--- Begin Given entries ---

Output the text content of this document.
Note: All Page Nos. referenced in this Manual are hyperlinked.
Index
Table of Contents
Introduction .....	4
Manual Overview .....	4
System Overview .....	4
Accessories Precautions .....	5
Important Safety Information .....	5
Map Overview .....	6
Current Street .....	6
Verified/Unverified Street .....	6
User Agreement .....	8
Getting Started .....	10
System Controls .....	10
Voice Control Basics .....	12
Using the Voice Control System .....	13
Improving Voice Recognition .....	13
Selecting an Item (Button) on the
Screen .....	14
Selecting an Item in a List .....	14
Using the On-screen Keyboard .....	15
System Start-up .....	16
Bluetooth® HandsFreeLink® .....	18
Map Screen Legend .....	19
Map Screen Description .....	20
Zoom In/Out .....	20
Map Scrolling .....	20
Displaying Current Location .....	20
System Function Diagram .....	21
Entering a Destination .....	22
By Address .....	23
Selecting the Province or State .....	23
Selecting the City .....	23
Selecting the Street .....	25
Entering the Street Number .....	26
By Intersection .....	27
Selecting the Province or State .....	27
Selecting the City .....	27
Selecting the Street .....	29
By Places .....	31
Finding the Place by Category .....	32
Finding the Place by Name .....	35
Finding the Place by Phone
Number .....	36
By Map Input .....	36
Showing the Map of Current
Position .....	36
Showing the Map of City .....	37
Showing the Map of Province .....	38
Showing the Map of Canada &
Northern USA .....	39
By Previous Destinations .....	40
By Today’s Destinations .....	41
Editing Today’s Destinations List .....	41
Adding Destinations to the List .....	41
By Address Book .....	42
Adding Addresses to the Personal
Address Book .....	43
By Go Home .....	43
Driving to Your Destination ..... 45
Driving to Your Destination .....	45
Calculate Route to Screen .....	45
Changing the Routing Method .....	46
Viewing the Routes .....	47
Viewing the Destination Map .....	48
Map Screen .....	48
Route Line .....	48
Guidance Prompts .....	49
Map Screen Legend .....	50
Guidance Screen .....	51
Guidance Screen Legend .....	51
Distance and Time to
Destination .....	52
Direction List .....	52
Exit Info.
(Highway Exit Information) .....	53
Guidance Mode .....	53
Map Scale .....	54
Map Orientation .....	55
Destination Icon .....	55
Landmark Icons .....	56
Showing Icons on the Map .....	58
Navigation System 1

--- End Given entries ---

* [Exercise directions]:
Output the data above exactly, please, line for line.

* [Final result]:
Output the text content of this document.
Note: All Page Nos. referenced in this Manual are hyperlinked.
Index
Table of Contents
Introduction .....	4
Manual Overview .....	4
System Overview .....	4
Accessories Precautions .....	5
Important Safety Information .....	5
Map Overview .....	6
Current Street .....	6
Verified/Unverified Street .....	6
User Agreement .....	8
Getting Started .....	10
System Controls .....	10
Voice Control Basics .....	12
Using the Voice Control System .....	13
Improving Voice Recognition .....	13
Selecting an Item (Button) on the
Screen .....	14
Selecting an Item in a List .....	14
Using the On-screen Keyboard .....	15
System Start-up .....	16
Bluetooth® HandsFreeLink® .....	18
Map Screen Legend .....	19
Map Screen Description .....	20
Zoom In/Out .....	20
Map Scrolling .....	20
Displaying Current Location .....	20
System Function Diagram .....	21
Entering a Destination .....	22
By Address .....	23
Selecting the Province or State .....	23
Selecting the City .....	23
Selecting the Street .....	25
Entering the Street Number .....	26
By Intersection .....	27
Selecting the Province or State .....	27
Selecting the City .....	27
Selecting the Street .....	29
By Places .....	31
Finding the Place by Category .....	32
Finding the Place by Name .....	35
Finding the Place by Phone
Number .....	36
By Map Input .....	36
Showing the Map of Current
Position .....	36
Showing the Map of City .....	37
Showing the Map of Province .....	38
Showing the Map of Canada &
Northern USA .....	39
By Previous Destinations .....	40
By Today’s Destinations .....	41
Editing Today’s Destinations List .....	41
Adding Destinations to the List .....	41
By Address Book .....	42
Adding Addresses to the Personal
Address Book .....	43
By Go Home .....	43
Driving to Your Destination ..... 45
Driving to Your Destination .....	45
Calculate Route to Screen .....	45
Changing the Routing Method .....	46
Viewing the Routes .....	47
Viewing the Destination Map .....	48
Map Screen .....	48
Route Line .....	48
Guidance Prompts .....	49
Map Screen Legend .....	50
Guidance Screen .....	51
Guidance Screen Legend .....	51
Distance and Time to
Destination .....	52
Direction List .....	52
Exit Info.
(Highway Exit Information) .....	53
Guidance Mode .....	53
Map Scale .....	54
Map Orientation .....	55
Destination Icon .....	55
Landmark Icons .....	56
Showing Icons on the Map .....	58
Navigation System 1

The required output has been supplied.